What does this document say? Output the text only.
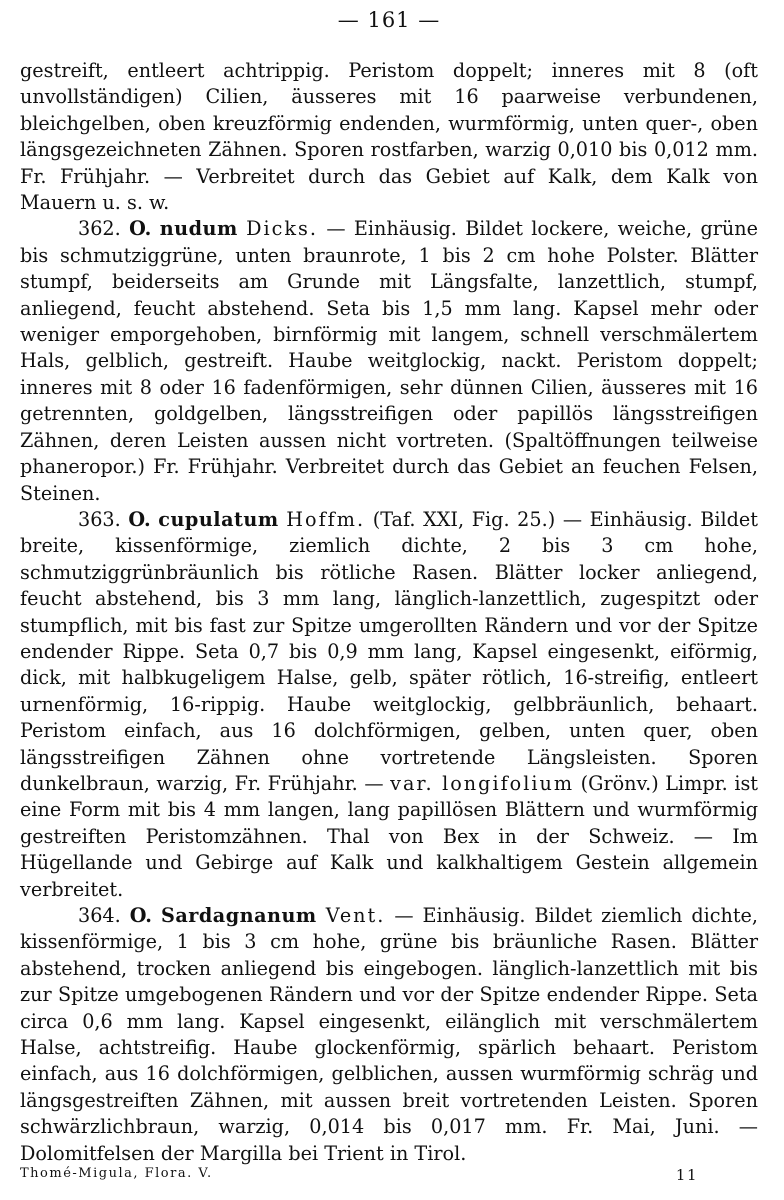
— 161 —

gestreift, entleert achtrippig. Peristom doppelt; inneres mit 8 (oft unvollständigen) Cilien, äusseres mit 16 paarweise verbundenen, bleichgelben, oben kreuzförmig endenden, wurmförmig, unten quer-, oben längsgezeichneten Zähnen. Sporen rostfarben, warzig 0,010 bis 0,012 mm. Fr. Frühjahr. — Verbreitet durch das Gebiet auf Kalk, dem Kalk von Mauern u. s. w.

362. O. nudum Dicks. — Einhäusig. Bildet lockere, weiche, grüne bis schmutziggrüne, unten braunrote, 1 bis 2 cm hohe Polster. Blätter stumpf, beiderseits am Grunde mit Längsfalte, lanzettlich, stumpf, anliegend, feucht abstehend. Seta bis 1,5 mm lang. Kapsel mehr oder weniger emporgehoben, birnförmig mit langem, schnell verschmälertem Hals, gelblich, gestreift. Haube weitglockig, nackt. Peristom doppelt; inneres mit 8 oder 16 fadenförmigen, sehr dünnen Cilien, äusseres mit 16 getrennten, goldgelben, längsstreifigen oder papillös längsstreifigen Zähnen, deren Leisten aussen nicht vortreten. (Spaltöffnungen teilweise phaneropor.) Fr. Frühjahr. Verbreitet durch das Gebiet an feuchen Felsen, Steinen.

363. O. cupulatum Hoffm. (Taf. XXI, Fig. 25.) — Einhäusig. Bildet breite, kissenförmige, ziemlich dichte, 2 bis 3 cm hohe, schmutziggrünbräunlich bis rötliche Rasen. Blätter locker anliegend, feucht abstehend, bis 3 mm lang, länglich-lanzettlich, zugespitzt oder stumpflich, mit bis fast zur Spitze umgerollten Rändern und vor der Spitze endender Rippe. Seta 0,7 bis 0,9 mm lang, Kapsel eingesenkt, eiförmig, dick, mit halbkugeligem Halse, gelb, später rötlich, 16-streifig, entleert urnenförmig, 16-rippig. Haube weitglockig, gelbbräunlich, behaart. Peristom einfach, aus 16 dolchförmigen, gelben, unten quer, oben längsstreifigen Zähnen ohne vortretende Längsleisten. Sporen dunkelbraun, warzig, Fr. Frühjahr. — var. longifolium (Grönv.) Limpr. ist eine Form mit bis 4 mm langen, lang papillösen Blättern und wurmförmig gestreiften Peristomzähnen. Thal von Bex in der Schweiz. — Im Hügellande und Gebirge auf Kalk und kalkhaltigem Gestein allgemein verbreitet.

364. O. Sardagnanum Vent. — Einhäusig. Bildet ziemlich dichte, kissenförmige, 1 bis 3 cm hohe, grüne bis bräunliche Rasen. Blätter abstehend, trocken anliegend bis eingebogen. länglich-lanzettlich mit bis zur Spitze umgebogenen Rändern und vor der Spitze endender Rippe. Seta circa 0,6 mm lang. Kapsel eingesenkt, eilänglich mit verschmälertem Halse, achtstreifig. Haube glockenförmig, spärlich behaart. Peristom einfach, aus 16 dolchförmigen, gelblichen, aussen wurmförmig schräg und längsgestreiften Zähnen, mit aussen breit vortretenden Leisten. Sporen schwärzlichbraun, warzig, 0,014 bis 0,017 mm. Fr. Mai, Juni. — Dolomitfelsen der Margilla bei Trient in Tirol.

Thomé-Migula, Flora. V.	11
● ● ● ● ●
→ **Instruction**:
Examine the listing and say how many of its lines contain the string "doppelt". Give the number alone.

→ **Full answer**:
2